Work to do:
Write down every entry below once more, exactly.

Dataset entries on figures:
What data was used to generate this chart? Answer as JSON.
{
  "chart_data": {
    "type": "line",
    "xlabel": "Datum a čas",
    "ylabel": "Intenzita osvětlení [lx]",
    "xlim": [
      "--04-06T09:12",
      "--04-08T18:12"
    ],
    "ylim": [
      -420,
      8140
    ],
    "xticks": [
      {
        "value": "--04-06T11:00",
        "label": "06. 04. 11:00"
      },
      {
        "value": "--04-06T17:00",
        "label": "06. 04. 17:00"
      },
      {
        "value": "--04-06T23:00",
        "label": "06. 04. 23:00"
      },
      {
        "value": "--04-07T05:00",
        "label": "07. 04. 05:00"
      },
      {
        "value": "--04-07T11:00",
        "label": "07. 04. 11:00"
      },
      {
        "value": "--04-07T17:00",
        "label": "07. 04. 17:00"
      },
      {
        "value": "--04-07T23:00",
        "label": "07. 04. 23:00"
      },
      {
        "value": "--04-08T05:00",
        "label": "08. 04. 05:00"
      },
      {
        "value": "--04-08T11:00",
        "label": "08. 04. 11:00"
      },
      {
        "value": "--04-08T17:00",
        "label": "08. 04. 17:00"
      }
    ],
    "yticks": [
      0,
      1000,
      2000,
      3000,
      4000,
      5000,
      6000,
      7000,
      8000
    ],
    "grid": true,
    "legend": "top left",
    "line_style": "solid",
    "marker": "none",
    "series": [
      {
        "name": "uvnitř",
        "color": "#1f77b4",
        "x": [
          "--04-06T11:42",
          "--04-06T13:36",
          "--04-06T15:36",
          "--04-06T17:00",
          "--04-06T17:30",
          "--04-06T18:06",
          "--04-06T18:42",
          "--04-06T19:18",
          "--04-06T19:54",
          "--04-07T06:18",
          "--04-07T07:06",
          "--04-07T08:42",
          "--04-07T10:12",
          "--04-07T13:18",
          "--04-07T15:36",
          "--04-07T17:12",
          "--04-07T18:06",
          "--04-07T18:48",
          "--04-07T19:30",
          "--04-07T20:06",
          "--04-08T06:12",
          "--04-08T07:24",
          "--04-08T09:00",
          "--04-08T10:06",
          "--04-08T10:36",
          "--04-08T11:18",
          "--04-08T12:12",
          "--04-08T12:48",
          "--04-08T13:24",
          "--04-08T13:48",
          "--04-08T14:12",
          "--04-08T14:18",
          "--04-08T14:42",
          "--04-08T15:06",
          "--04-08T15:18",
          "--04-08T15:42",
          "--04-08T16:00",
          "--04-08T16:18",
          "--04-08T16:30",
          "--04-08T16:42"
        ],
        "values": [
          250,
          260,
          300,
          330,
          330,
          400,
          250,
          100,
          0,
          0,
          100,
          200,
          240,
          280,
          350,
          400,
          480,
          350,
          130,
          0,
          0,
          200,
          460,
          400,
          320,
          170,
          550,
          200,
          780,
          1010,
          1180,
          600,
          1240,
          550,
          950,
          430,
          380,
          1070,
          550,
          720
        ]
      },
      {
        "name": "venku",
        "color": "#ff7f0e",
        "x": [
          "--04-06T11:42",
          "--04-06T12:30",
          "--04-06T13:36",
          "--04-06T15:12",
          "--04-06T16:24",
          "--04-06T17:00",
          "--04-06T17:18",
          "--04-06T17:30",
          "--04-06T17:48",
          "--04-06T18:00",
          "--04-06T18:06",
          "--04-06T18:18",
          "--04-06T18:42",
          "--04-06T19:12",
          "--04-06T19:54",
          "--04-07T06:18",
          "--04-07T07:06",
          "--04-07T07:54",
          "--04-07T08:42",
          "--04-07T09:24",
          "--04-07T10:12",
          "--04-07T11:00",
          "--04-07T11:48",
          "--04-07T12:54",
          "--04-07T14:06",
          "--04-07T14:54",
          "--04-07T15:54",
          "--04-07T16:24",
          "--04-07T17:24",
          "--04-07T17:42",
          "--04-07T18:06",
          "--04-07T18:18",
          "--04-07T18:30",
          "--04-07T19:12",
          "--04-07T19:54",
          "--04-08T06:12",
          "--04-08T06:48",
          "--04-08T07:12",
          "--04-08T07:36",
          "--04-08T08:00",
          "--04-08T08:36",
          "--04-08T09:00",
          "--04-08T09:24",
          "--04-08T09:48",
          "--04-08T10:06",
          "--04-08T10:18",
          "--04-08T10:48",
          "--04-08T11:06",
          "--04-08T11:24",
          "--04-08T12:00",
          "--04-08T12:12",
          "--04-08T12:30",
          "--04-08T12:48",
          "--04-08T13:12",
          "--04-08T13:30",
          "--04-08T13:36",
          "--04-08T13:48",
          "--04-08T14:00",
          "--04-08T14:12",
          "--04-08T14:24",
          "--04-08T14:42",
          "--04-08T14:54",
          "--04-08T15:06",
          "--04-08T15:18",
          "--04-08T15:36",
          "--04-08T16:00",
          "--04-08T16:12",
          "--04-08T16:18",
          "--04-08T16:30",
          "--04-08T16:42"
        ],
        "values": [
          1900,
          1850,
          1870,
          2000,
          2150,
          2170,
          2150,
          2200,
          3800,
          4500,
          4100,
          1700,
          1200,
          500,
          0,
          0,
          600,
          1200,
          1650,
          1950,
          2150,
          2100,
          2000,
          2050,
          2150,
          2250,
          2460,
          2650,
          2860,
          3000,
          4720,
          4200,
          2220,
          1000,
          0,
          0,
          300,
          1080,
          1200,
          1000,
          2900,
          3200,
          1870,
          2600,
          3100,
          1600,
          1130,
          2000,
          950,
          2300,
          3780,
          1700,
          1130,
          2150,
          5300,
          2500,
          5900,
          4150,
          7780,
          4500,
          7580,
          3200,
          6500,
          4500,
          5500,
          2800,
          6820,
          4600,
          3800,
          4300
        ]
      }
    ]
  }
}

Expected answer:
What data was used to generate this chart? Answer as JSON.
{
  "chart_data": {
    "type": "line",
    "xlabel": "Datum a čas",
    "ylabel": "Intenzita osvětlení [lx]",
    "xlim": [
      "--04-06T09:12",
      "--04-08T18:12"
    ],
    "ylim": [
      -420,
      8140
    ],
    "xticks": [
      {
        "value": "--04-06T11:00",
        "label": "06. 04. 11:00"
      },
      {
        "value": "--04-06T17:00",
        "label": "06. 04. 17:00"
      },
      {
        "value": "--04-06T23:00",
        "label": "06. 04. 23:00"
      },
      {
        "value": "--04-07T05:00",
        "label": "07. 04. 05:00"
      },
      {
        "value": "--04-07T11:00",
        "label": "07. 04. 11:00"
      },
      {
        "value": "--04-07T17:00",
        "label": "07. 04. 17:00"
      },
      {
        "value": "--04-07T23:00",
        "label": "07. 04. 23:00"
      },
      {
        "value": "--04-08T05:00",
        "label": "08. 04. 05:00"
      },
      {
        "value": "--04-08T11:00",
        "label": "08. 04. 11:00"
      },
      {
        "value": "--04-08T17:00",
        "label": "08. 04. 17:00"
      }
    ],
    "yticks": [
      0,
      1000,
      2000,
      3000,
      4000,
      5000,
      6000,
      7000,
      8000
    ],
    "grid": true,
    "legend": "top left",
    "line_style": "solid",
    "marker": "none",
    "series": [
      {
        "name": "uvnitř",
        "color": "#1f77b4",
        "x": [
          "--04-06T11:42",
          "--04-06T13:36",
          "--04-06T15:36",
          "--04-06T17:00",
          "--04-06T17:30",
          "--04-06T18:06",
          "--04-06T18:42",
          "--04-06T19:18",
          "--04-06T19:54",
          "--04-07T06:18",
          "--04-07T07:06",
          "--04-07T08:42",
          "--04-07T10:12",
          "--04-07T13:18",
          "--04-07T15:36",
          "--04-07T17:12",
          "--04-07T18:06",
          "--04-07T18:48",
          "--04-07T19:30",
          "--04-07T20:06",
          "--04-08T06:12",
          "--04-08T07:24",
          "--04-08T09:00",
          "--04-08T10:06",
          "--04-08T10:36",
          "--04-08T11:18",
          "--04-08T12:12",
          "--04-08T12:48",
          "--04-08T13:24",
          "--04-08T13:48",
          "--04-08T14:12",
          "--04-08T14:18",
          "--04-08T14:42",
          "--04-08T15:06",
          "--04-08T15:18",
          "--04-08T15:42",
          "--04-08T16:00",
          "--04-08T16:18",
          "--04-08T16:30",
          "--04-08T16:42"
        ],
        "values": [
          250,
          260,
          300,
          330,
          330,
          400,
          250,
          100,
          0,
          0,
          100,
          200,
          240,
          280,
          350,
          400,
          480,
          350,
          130,
          0,
          0,
          200,
          460,
          400,
          320,
          170,
          550,
          200,
          780,
          1010,
          1180,
          600,
          1240,
          550,
          950,
          430,
          380,
          1070,
          550,
          720
        ]
      },
      {
        "name": "venku",
        "color": "#ff7f0e",
        "x": [
          "--04-06T11:42",
          "--04-06T12:30",
          "--04-06T13:36",
          "--04-06T15:12",
          "--04-06T16:24",
          "--04-06T17:00",
          "--04-06T17:18",
          "--04-06T17:30",
          "--04-06T17:48",
          "--04-06T18:00",
          "--04-06T18:06",
          "--04-06T18:18",
          "--04-06T18:42",
          "--04-06T19:12",
          "--04-06T19:54",
          "--04-07T06:18",
          "--04-07T07:06",
          "--04-07T07:54",
          "--04-07T08:42",
          "--04-07T09:24",
          "--04-07T10:12",
          "--04-07T11:00",
          "--04-07T11:48",
          "--04-07T12:54",
          "--04-07T14:06",
          "--04-07T14:54",
          "--04-07T15:54",
          "--04-07T16:24",
          "--04-07T17:24",
          "--04-07T17:42",
          "--04-07T18:06",
          "--04-07T18:18",
          "--04-07T18:30",
          "--04-07T19:12",
          "--04-07T19:54",
          "--04-08T06:12",
          "--04-08T06:48",
          "--04-08T07:12",
          "--04-08T07:36",
          "--04-08T08:00",
          "--04-08T08:36",
          "--04-08T09:00",
          "--04-08T09:24",
          "--04-08T09:48",
          "--04-08T10:06",
          "--04-08T10:18",
          "--04-08T10:48",
          "--04-08T11:06",
          "--04-08T11:24",
          "--04-08T12:00",
          "--04-08T12:12",
          "--04-08T12:30",
          "--04-08T12:48",
          "--04-08T13:12",
          "--04-08T13:30",
          "--04-08T13:36",
          "--04-08T13:48",
          "--04-08T14:00",
          "--04-08T14:12",
          "--04-08T14:24",
          "--04-08T14:42",
          "--04-08T14:54",
          "--04-08T15:06",
          "--04-08T15:18",
          "--04-08T15:36",
          "--04-08T16:00",
          "--04-08T16:12",
          "--04-08T16:18",
          "--04-08T16:30",
          "--04-08T16:42"
        ],
        "values": [
          1900,
          1850,
          1870,
          2000,
          2150,
          2170,
          2150,
          2200,
          3800,
          4500,
          4100,
          1700,
          1200,
          500,
          0,
          0,
          600,
          1200,
          1650,
          1950,
          2150,
          2100,
          2000,
          2050,
          2150,
          2250,
          2460,
          2650,
          2860,
          3000,
          4720,
          4200,
          2220,
          1000,
          0,
          0,
          300,
          1080,
          1200,
          1000,
          2900,
          3200,
          1870,
          2600,
          3100,
          1600,
          1130,
          2000,
          950,
          2300,
          3780,
          1700,
          1130,
          2150,
          5300,
          2500,
          5900,
          4150,
          7780,
          4500,
          7580,
          3200,
          6500,
          4500,
          5500,
          2800,
          6820,
          4600,
          3800,
          4300
        ]
      }
    ]
  }
}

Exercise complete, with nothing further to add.